(SET TASK): Determine how many lines of the records include "text", and answer with the number alone.
— start of INPUT FOR THIS TASK —
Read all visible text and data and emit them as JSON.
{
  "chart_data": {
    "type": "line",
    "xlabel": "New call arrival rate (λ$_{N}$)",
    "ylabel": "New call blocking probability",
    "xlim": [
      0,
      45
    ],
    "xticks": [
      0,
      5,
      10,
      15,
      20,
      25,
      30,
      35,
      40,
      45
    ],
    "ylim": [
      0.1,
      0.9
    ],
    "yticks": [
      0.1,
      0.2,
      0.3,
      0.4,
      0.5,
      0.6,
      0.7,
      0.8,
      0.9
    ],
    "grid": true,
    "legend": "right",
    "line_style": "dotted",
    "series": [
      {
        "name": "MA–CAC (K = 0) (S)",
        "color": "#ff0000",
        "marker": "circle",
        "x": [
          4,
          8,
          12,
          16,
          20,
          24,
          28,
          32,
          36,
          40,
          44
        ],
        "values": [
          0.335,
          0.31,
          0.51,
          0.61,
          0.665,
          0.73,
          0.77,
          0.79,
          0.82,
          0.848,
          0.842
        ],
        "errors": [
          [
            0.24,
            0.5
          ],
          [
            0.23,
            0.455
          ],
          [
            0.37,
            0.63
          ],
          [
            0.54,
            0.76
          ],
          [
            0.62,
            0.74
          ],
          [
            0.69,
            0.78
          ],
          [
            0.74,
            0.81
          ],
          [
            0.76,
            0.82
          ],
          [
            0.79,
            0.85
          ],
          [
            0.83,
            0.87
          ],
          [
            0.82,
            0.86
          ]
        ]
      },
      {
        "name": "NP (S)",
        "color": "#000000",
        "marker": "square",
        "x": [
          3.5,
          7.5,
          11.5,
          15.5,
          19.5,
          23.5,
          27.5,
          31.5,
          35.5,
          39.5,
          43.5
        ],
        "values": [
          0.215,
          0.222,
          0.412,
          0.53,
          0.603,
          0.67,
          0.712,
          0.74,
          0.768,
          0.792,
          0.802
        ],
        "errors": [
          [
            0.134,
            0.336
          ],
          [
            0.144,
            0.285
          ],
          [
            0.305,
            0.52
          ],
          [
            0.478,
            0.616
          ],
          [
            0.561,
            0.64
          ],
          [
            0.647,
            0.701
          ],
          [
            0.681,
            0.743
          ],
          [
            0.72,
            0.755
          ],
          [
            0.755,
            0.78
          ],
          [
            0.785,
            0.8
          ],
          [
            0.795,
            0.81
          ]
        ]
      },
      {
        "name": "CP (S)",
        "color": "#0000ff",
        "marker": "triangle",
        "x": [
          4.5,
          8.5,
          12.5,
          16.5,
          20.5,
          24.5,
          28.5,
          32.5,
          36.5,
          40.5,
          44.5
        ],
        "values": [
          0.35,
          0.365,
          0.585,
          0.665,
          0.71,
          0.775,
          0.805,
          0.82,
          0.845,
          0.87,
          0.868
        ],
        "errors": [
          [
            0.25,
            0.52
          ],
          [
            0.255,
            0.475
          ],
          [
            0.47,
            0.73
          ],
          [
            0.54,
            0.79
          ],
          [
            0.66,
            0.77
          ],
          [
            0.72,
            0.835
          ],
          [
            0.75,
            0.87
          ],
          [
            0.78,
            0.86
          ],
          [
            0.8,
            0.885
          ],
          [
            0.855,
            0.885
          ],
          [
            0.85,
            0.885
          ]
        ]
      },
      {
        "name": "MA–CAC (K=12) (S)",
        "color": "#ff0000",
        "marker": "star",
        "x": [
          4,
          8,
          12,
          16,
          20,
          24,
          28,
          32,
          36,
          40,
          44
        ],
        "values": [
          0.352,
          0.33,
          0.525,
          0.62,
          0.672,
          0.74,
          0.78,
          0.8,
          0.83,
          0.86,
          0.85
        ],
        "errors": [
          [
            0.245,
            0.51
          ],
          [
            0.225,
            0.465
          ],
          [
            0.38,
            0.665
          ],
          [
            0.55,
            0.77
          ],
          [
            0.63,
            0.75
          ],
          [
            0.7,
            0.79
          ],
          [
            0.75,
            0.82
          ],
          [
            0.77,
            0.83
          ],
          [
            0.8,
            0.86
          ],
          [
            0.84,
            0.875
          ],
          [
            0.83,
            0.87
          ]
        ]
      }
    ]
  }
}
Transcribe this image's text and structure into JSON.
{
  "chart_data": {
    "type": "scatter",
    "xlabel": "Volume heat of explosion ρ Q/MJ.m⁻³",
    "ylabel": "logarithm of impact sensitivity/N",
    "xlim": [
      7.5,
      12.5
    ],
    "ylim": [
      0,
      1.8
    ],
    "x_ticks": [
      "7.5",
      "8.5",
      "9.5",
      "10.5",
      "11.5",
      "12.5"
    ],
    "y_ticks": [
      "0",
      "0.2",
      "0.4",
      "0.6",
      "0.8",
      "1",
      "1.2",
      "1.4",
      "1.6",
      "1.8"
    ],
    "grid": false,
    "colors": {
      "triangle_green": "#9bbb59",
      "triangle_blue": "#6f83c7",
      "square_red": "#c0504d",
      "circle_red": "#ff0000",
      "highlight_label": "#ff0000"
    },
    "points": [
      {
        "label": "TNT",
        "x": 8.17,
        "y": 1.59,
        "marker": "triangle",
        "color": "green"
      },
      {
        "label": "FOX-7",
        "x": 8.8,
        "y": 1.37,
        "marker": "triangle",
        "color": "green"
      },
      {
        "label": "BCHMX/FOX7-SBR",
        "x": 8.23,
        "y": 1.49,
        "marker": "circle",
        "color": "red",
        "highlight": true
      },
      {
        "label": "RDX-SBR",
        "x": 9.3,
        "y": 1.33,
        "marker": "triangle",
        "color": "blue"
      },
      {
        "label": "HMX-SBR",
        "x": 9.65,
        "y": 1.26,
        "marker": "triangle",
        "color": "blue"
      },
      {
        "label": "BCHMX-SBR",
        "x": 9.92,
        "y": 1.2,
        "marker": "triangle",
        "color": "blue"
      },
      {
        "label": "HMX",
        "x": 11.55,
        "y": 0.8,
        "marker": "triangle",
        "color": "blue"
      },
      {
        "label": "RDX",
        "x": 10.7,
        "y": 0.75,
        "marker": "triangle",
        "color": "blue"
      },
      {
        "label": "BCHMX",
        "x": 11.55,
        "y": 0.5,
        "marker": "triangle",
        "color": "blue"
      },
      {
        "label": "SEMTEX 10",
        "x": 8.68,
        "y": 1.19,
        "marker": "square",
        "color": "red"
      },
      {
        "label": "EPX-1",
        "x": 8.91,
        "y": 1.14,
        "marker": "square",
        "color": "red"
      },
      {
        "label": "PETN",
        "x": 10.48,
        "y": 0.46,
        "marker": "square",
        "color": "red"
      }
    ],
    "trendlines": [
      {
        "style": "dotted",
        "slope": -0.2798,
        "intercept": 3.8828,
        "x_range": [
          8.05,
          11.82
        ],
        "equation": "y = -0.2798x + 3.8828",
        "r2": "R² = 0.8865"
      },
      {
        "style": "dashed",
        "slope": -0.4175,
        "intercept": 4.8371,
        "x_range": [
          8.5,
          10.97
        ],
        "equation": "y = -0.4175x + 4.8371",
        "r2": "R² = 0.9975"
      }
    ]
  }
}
— end of INPUT FOR THIS TASK —
(RESULT BELOW): 2